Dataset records

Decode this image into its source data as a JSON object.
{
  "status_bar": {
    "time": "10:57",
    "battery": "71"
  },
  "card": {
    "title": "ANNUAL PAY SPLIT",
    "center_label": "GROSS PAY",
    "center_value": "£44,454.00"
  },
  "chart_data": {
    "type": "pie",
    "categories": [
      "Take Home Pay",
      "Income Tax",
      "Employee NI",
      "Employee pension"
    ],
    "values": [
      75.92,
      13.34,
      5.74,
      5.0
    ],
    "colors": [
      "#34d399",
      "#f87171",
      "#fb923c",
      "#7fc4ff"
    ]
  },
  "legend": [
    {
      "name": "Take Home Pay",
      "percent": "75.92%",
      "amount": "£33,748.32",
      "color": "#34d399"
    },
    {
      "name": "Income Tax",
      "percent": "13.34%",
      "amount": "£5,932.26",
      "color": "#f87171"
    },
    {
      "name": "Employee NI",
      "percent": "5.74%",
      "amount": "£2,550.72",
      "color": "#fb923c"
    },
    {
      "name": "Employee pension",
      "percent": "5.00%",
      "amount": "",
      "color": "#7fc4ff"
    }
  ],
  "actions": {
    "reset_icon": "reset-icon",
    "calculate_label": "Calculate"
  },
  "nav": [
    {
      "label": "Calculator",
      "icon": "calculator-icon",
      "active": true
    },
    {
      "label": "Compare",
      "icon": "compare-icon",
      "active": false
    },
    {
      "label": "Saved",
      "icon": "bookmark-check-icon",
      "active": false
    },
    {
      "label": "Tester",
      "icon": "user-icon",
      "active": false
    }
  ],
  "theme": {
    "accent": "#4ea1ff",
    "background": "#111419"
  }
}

**GIVEN TASK:**
Show the data once more, exactly as it was written.

**SOLUTION TO THIS TASK:**
Decode this image into its source data as a JSON object.
{
  "status_bar": {
    "time": "10:57",
    "battery": "71"
  },
  "card": {
    "title": "ANNUAL PAY SPLIT",
    "center_label": "GROSS PAY",
    "center_value": "£44,454.00"
  },
  "chart_data": {
    "type": "pie",
    "categories": [
      "Take Home Pay",
      "Income Tax",
      "Employee NI",
      "Employee pension"
    ],
    "values": [
      75.92,
      13.34,
      5.74,
      5.0
    ],
    "colors": [
      "#34d399",
      "#f87171",
      "#fb923c",
      "#7fc4ff"
    ]
  },
  "legend": [
    {
      "name": "Take Home Pay",
      "percent": "75.92%",
      "amount": "£33,748.32",
      "color": "#34d399"
    },
    {
      "name": "Income Tax",
      "percent": "13.34%",
      "amount": "£5,932.26",
      "color": "#f87171"
    },
    {
      "name": "Employee NI",
      "percent": "5.74%",
      "amount": "£2,550.72",
      "color": "#fb923c"
    },
    {
      "name": "Employee pension",
      "percent": "5.00%",
      "amount": "",
      "color": "#7fc4ff"
    }
  ],
  "actions": {
    "reset_icon": "reset-icon",
    "calculate_label": "Calculate"
  },
  "nav": [
    {
      "label": "Calculator",
      "icon": "calculator-icon",
      "active": true
    },
    {
      "label": "Compare",
      "icon": "compare-icon",
      "active": false
    },
    {
      "label": "Saved",
      "icon": "bookmark-check-icon",
      "active": false
    },
    {
      "label": "Tester",
      "icon": "user-icon",
      "active": false
    }
  ],
  "theme": {
    "accent": "#4ea1ff",
    "background": "#111419"
  }
}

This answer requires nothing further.